GIVEN PROBLEM ▸ Copy every line of the records below that holds the word "component".

********************

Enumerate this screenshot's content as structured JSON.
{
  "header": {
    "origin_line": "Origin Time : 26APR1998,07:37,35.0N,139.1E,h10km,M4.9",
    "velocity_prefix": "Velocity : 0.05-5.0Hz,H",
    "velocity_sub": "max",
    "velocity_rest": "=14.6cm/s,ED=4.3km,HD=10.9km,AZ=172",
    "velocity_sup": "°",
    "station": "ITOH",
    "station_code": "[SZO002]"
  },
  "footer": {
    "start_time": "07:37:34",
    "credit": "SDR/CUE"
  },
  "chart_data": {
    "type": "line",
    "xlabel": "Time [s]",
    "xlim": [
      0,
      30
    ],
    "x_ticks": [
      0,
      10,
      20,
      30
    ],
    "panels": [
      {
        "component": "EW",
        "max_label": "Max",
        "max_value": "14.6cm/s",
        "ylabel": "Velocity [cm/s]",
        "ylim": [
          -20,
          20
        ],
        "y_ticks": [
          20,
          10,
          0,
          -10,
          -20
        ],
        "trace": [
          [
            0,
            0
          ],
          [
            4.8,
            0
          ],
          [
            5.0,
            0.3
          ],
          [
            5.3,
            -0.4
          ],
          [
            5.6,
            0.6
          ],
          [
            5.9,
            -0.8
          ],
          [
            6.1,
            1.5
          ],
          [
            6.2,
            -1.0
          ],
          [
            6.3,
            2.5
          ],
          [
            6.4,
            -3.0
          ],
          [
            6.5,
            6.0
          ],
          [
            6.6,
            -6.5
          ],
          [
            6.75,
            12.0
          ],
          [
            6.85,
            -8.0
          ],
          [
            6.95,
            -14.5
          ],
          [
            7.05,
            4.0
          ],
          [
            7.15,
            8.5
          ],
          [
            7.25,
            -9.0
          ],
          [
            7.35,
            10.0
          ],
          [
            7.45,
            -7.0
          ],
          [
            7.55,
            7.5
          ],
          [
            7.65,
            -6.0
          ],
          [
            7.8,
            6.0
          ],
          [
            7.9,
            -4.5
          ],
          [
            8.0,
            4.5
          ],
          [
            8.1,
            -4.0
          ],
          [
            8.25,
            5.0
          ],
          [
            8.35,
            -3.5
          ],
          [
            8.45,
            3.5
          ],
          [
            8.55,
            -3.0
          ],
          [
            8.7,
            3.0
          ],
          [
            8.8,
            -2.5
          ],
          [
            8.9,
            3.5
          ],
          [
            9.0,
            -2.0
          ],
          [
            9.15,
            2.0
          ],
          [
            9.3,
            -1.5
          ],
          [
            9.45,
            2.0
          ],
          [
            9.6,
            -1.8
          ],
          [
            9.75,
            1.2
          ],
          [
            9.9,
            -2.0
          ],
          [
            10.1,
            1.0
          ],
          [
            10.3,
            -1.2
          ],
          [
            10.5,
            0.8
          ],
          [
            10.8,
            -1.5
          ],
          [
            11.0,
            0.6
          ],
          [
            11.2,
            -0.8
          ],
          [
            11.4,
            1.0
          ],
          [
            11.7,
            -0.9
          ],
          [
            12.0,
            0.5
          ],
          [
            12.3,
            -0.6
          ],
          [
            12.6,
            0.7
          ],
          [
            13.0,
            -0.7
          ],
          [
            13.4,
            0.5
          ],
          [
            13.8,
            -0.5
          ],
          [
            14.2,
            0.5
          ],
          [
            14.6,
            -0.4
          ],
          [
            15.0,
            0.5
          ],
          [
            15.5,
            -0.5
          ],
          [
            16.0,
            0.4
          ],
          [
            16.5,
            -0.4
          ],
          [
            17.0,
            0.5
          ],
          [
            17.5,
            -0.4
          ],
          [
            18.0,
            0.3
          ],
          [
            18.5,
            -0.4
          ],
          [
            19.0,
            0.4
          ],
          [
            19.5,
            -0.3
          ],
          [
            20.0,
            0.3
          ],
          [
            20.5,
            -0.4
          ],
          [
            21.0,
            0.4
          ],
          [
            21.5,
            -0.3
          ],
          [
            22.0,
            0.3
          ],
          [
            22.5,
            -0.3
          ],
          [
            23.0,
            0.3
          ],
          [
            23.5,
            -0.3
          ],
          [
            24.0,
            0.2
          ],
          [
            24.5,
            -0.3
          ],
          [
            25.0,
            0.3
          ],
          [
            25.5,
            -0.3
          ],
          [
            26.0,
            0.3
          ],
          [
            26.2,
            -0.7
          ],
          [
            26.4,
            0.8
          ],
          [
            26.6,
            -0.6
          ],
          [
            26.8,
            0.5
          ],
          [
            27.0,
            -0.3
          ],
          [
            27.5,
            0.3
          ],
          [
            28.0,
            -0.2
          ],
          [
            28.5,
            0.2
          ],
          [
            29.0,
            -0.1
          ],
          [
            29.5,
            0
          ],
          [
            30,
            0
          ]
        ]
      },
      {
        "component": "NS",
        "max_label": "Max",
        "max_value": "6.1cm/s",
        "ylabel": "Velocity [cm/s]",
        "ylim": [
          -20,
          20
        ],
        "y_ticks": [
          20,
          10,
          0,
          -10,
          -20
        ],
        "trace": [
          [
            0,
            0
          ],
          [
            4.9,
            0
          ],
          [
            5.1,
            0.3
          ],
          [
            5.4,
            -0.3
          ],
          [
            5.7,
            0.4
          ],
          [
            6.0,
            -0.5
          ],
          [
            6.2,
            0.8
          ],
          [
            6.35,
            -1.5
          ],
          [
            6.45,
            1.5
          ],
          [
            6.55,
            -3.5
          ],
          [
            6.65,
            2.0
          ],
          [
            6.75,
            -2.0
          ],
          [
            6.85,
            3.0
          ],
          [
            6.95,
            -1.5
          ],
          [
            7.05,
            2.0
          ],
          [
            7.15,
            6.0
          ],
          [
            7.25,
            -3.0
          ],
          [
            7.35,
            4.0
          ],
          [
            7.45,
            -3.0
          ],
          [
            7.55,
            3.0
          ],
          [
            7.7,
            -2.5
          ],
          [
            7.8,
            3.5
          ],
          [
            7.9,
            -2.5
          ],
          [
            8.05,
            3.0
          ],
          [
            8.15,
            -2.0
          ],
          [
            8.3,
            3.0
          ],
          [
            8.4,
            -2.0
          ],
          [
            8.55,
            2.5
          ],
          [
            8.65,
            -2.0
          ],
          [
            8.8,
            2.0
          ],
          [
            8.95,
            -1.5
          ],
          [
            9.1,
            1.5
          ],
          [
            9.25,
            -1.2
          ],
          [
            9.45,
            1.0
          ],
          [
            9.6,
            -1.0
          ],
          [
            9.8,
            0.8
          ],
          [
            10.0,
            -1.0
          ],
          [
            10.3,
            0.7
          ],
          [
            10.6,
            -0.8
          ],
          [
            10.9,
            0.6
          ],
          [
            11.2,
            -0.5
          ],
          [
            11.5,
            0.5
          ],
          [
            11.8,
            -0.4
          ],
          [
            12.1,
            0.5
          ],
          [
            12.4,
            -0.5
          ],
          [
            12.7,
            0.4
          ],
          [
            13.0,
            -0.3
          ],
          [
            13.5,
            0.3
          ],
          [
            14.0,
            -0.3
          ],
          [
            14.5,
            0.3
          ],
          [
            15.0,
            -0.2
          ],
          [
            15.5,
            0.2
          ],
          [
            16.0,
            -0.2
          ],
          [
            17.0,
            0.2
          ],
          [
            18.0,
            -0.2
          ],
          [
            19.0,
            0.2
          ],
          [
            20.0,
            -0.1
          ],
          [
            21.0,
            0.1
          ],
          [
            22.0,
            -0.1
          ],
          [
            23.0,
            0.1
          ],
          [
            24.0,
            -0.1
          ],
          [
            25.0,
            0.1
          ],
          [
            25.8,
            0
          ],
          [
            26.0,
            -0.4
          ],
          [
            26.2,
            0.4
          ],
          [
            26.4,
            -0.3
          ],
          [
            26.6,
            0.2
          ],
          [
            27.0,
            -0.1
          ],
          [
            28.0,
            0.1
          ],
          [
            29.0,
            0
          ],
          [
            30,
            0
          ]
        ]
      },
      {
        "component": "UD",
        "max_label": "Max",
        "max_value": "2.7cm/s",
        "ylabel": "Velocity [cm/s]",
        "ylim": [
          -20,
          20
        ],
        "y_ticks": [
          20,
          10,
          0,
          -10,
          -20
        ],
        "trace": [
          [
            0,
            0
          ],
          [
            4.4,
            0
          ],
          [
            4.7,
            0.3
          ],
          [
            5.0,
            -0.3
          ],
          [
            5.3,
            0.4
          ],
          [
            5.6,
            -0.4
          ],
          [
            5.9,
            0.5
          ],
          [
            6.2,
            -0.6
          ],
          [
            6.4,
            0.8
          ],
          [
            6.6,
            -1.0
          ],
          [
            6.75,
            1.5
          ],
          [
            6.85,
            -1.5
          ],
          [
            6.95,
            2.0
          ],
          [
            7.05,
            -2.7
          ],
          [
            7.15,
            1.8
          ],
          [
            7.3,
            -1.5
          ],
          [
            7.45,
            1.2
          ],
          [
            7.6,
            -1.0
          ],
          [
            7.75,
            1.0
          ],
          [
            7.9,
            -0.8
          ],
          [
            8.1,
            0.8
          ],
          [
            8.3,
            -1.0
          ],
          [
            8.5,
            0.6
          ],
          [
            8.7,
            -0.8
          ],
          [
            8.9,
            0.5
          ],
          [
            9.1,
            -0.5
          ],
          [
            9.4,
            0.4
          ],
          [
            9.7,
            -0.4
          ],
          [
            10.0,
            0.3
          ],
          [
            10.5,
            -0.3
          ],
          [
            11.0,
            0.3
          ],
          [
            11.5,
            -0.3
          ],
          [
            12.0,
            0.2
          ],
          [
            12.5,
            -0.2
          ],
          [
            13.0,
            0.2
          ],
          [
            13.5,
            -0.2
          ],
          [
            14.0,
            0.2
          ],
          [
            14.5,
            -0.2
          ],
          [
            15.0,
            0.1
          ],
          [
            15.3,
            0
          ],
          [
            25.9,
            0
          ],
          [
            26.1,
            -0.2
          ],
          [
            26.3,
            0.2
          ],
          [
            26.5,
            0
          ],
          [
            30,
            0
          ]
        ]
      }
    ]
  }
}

********************

SOLUTION FOR THIS TASK ▸
        "component": "EW",
        "component": "NS",
        "component": "UD",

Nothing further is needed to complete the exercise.